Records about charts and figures
**********
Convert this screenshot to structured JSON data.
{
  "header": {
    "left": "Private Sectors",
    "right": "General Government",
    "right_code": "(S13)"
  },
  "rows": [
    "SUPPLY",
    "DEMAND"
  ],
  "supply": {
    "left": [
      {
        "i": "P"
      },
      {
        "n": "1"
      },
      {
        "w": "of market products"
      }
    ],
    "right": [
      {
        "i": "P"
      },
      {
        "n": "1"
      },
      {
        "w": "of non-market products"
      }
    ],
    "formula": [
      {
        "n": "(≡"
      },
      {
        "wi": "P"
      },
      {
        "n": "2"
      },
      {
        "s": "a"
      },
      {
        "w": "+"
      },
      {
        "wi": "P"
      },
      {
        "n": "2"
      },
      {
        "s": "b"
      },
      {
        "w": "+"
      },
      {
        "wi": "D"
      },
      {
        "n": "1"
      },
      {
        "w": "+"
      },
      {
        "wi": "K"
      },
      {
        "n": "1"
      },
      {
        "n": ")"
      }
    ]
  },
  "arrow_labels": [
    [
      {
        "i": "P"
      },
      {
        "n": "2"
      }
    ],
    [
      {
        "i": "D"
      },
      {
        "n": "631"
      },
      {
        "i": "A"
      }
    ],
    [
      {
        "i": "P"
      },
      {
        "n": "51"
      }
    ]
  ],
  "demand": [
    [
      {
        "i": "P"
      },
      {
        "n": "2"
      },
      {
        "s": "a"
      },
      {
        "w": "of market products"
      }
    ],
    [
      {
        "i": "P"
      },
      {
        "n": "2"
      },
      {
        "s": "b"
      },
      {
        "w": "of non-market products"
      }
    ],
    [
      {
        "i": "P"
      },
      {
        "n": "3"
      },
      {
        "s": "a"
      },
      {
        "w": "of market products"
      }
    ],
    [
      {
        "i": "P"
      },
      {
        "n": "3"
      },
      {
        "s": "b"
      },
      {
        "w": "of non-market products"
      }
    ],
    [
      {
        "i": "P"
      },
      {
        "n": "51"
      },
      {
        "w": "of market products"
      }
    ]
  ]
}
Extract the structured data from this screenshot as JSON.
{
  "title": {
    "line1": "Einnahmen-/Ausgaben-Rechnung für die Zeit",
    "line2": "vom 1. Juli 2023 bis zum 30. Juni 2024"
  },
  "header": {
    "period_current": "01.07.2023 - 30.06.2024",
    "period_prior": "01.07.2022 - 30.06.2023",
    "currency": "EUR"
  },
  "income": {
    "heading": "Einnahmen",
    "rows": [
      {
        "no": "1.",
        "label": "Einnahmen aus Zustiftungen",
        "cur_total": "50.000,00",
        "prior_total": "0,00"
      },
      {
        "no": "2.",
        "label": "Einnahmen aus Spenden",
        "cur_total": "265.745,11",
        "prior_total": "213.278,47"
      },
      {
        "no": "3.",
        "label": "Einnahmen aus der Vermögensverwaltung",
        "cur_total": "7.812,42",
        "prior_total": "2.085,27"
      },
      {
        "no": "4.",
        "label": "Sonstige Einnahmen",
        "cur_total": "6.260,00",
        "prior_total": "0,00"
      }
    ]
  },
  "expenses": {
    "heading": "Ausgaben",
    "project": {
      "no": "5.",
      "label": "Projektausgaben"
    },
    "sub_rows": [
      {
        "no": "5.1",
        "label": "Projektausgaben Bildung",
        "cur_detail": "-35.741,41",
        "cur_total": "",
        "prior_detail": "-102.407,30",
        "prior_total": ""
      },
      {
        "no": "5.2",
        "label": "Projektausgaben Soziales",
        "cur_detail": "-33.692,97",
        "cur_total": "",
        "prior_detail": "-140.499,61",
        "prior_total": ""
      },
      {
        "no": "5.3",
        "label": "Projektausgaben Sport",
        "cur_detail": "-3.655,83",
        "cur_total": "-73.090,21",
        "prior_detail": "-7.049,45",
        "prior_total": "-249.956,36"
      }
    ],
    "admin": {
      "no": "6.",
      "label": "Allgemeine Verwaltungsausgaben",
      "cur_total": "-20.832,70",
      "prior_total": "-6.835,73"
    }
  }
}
**********
WORK TO DO: Select every line where the word "structured" occurs.

SOLVED EXERCISE:
Convert this screenshot to structured JSON data.
Extract the structured data from this screenshot as JSON.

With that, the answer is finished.